### Text under study
== == ==

01:48:21.000Don't bother me with complications like this is Indian's country.
01:51:45.000My early passion was what we call social history, which is the history of everyday life.
01:51:53.000And so I was fascinated by these people who went out there, took off solar farm or whatever, picked up and went out to Oregon or someplace.
01:52:09.000And I looked at β I read hundreds of of letters and diaries and journals and memoirs of this.
01:52:19.000And I have yet to read one example of somebody saying, well, tell you what, it's going to be tough out there, but we've got to go out there and get rid of the Indians.
01:52:36.000They had these images of who the Indians were and what sort of a danger they had, but they weren't out there to dispossess the Indians.
01:52:43.000They were out there to get a better farm, out there to make a better life.
01:52:51.000But in doing that, as I said earlier, in doing that, they took part in this effort, took part in this complete transformation of this world that destroyed the Indian life.
01:53:06.000It made it impossible for Indians to live where they had.
01:53:11.000When you're writing something like this, it must be an overwhelming responsibility to accurately relay this message to people.
01:53:34.000And it took me a long time to research it, to write it, put it together.

== == ==

(Page segmentation data)
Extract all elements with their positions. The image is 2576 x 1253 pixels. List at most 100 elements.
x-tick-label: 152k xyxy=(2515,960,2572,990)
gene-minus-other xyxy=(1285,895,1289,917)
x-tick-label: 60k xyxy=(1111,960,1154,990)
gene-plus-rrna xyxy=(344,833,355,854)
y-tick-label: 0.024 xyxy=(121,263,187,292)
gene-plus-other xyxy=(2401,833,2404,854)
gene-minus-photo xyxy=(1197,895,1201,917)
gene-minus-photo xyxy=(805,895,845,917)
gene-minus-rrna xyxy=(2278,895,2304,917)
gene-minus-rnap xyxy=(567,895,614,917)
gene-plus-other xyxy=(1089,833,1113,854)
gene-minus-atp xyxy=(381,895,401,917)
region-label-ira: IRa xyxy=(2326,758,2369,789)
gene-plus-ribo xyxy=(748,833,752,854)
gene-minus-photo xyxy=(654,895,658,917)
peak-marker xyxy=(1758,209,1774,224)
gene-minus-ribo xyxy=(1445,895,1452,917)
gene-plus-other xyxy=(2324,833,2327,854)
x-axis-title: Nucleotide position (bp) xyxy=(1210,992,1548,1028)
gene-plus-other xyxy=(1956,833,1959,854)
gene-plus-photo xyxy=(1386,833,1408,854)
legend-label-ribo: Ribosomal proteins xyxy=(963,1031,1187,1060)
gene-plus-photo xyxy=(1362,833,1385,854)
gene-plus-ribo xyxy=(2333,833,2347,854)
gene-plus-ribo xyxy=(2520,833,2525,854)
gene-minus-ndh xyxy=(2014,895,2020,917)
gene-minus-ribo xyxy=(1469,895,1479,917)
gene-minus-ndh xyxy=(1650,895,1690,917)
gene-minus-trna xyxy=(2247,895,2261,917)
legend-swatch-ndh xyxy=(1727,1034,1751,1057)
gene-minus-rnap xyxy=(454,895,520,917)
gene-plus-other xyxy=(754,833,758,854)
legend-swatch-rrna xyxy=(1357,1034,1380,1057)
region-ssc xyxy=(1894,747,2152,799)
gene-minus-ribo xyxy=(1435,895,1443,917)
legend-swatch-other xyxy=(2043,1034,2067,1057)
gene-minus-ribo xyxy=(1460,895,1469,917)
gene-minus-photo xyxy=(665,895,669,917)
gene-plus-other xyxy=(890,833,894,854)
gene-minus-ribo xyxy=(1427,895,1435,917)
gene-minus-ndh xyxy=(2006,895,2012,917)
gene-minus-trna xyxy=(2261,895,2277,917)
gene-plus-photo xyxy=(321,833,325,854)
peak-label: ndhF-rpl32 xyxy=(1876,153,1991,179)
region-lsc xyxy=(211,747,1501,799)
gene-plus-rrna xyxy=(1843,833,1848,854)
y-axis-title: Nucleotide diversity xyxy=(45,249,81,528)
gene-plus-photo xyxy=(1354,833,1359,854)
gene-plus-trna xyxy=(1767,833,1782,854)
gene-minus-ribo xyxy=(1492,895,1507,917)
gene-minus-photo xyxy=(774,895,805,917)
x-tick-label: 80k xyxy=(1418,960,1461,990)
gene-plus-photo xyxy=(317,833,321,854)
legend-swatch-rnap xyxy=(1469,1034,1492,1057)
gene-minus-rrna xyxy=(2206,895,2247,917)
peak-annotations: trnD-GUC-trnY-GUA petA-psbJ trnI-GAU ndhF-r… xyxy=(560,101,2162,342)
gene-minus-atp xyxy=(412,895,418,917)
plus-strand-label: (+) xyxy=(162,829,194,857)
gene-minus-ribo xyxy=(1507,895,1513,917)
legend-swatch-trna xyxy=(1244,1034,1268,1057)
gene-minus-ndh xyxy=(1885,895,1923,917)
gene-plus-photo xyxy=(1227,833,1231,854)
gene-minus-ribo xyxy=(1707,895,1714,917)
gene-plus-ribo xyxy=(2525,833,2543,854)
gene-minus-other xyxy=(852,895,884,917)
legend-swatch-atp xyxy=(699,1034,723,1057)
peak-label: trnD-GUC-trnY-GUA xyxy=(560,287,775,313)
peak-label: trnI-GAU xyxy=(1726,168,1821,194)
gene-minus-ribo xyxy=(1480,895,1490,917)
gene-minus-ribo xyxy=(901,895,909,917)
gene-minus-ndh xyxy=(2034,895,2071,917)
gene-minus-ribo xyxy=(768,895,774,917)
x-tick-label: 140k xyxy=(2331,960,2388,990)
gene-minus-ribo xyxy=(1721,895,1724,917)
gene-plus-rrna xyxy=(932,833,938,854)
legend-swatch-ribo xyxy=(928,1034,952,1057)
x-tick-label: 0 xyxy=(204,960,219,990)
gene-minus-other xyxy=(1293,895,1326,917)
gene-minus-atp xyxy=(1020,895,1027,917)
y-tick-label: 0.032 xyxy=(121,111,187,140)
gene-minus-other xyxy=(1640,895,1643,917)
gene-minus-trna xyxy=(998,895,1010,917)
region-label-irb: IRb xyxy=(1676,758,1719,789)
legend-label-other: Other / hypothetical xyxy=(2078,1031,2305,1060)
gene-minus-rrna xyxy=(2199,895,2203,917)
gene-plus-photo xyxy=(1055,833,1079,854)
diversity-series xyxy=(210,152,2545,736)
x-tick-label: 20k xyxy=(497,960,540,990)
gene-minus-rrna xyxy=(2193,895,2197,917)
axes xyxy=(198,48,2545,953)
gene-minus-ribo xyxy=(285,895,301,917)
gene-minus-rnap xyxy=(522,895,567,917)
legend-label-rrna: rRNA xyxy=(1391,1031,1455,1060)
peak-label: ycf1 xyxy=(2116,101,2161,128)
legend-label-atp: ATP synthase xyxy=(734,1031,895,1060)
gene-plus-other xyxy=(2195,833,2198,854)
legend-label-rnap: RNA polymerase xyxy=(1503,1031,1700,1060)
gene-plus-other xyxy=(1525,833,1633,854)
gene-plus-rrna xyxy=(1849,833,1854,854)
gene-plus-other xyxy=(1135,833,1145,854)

== == ==

### Required tasks
1) Condense the transcript paragraph that starts "But in doing that, as I said earlier" into one shorter sentence that keeps its main facts.
2) Reproduce everything in the transcript from "01:52:43.000They were out" down to "put it together.".
These lines are not needed for the work on the transcript.

### Task results
1) In doing that, they took part in a complete transformation of this world that destroyed Indian life.

2)
01:52:43.000They were out there to get a better farm, out there to make a better life.
01:52:51.000But in doing that, as I said earlier, in doing that, they took part in this effort, took part in this complete transformation of this world that destroyed the Indian life.
01:53:06.000It made it impossible for Indians to live where they had.
01:53:11.000When you're writing something like this, it must be an overwhelming responsibility to accurately relay this message to people.
01:53:34.000And it took me a long time to research it, to write it, put it together.